_Material for the task_
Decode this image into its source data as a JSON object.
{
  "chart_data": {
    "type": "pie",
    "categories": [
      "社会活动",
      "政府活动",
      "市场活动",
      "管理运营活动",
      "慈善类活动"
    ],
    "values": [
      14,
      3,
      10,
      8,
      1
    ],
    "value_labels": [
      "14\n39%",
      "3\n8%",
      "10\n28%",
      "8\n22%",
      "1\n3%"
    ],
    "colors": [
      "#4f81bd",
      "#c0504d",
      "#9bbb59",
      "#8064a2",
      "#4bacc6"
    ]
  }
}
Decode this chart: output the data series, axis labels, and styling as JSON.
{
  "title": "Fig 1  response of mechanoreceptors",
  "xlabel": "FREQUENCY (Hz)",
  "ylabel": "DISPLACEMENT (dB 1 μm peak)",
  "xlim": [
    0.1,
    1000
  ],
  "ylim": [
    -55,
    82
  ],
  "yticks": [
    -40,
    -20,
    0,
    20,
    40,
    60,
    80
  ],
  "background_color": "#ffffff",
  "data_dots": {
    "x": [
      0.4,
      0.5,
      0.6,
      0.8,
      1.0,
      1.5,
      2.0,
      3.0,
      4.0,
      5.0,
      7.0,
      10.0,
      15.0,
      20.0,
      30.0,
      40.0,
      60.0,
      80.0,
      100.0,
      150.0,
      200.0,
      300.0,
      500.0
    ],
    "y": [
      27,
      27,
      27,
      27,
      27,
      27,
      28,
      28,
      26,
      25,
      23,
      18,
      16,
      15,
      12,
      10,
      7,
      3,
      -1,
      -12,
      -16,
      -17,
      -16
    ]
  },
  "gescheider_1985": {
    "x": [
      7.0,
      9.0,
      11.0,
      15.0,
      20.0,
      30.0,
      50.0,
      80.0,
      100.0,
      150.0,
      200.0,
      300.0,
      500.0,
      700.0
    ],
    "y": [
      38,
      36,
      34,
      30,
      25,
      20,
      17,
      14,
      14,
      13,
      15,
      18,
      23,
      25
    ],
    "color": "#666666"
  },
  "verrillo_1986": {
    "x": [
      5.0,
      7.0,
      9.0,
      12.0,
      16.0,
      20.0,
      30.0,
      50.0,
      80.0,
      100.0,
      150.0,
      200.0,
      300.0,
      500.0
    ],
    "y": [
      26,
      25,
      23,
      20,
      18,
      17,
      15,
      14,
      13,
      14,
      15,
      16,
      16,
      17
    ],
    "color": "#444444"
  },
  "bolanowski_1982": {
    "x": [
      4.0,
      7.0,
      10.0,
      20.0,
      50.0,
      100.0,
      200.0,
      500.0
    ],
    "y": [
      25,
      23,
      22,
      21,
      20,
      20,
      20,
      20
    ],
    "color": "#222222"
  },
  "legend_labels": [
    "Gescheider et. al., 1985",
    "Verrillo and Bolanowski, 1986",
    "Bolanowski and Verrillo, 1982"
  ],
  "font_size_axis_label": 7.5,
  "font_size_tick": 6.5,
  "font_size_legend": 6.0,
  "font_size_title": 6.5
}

_Stated exercise_
Output the whole listing above again, word for word.

_Output_
Decode this image into its source data as a JSON object.
{
  "chart_data": {
    "type": "pie",
    "categories": [
      "社会活动",
      "政府活动",
      "市场活动",
      "管理运营活动",
      "慈善类活动"
    ],
    "values": [
      14,
      3,
      10,
      8,
      1
    ],
    "value_labels": [
      "14\n39%",
      "3\n8%",
      "10\n28%",
      "8\n22%",
      "1\n3%"
    ],
    "colors": [
      "#4f81bd",
      "#c0504d",
      "#9bbb59",
      "#8064a2",
      "#4bacc6"
    ]
  }
}
Decode this chart: output the data series, axis labels, and styling as JSON.
{
  "title": "Fig 1  response of mechanoreceptors",
  "xlabel": "FREQUENCY (Hz)",
  "ylabel": "DISPLACEMENT (dB 1 μm peak)",
  "xlim": [
    0.1,
    1000
  ],
  "ylim": [
    -55,
    82
  ],
  "yticks": [
    -40,
    -20,
    0,
    20,
    40,
    60,
    80
  ],
  "background_color": "#ffffff",
  "data_dots": {
    "x": [
      0.4,
      0.5,
      0.6,
      0.8,
      1.0,
      1.5,
      2.0,
      3.0,
      4.0,
      5.0,
      7.0,
      10.0,
      15.0,
      20.0,
      30.0,
      40.0,
      60.0,
      80.0,
      100.0,
      150.0,
      200.0,
      300.0,
      500.0
    ],
    "y": [
      27,
      27,
      27,
      27,
      27,
      27,
      28,
      28,
      26,
      25,
      23,
      18,
      16,
      15,
      12,
      10,
      7,
      3,
      -1,
      -12,
      -16,
      -17,
      -16
    ]
  },
  "gescheider_1985": {
    "x": [
      7.0,
      9.0,
      11.0,
      15.0,
      20.0,
      30.0,
      50.0,
      80.0,
      100.0,
      150.0,
      200.0,
      300.0,
      500.0,
      700.0
    ],
    "y": [
      38,
      36,
      34,
      30,
      25,
      20,
      17,
      14,
      14,
      13,
      15,
      18,
      23,
      25
    ],
    "color": "#666666"
  },
  "verrillo_1986": {
    "x": [
      5.0,
      7.0,
      9.0,
      12.0,
      16.0,
      20.0,
      30.0,
      50.0,
      80.0,
      100.0,
      150.0,
      200.0,
      300.0,
      500.0
    ],
    "y": [
      26,
      25,
      23,
      20,
      18,
      17,
      15,
      14,
      13,
      14,
      15,
      16,
      16,
      17
    ],
    "color": "#444444"
  },
  "bolanowski_1982": {
    "x": [
      4.0,
      7.0,
      10.0,
      20.0,
      50.0,
      100.0,
      200.0,
      500.0
    ],
    "y": [
      25,
      23,
      22,
      21,
      20,
      20,
      20,
      20
    ],
    "color": "#222222"
  },
  "legend_labels": [
    "Gescheider et. al., 1985",
    "Verrillo and Bolanowski, 1986",
    "Bolanowski and Verrillo, 1982"
  ],
  "font_size_axis_label": 7.5,
  "font_size_tick": 6.5,
  "font_size_legend": 6.0,
  "font_size_title": 6.5
}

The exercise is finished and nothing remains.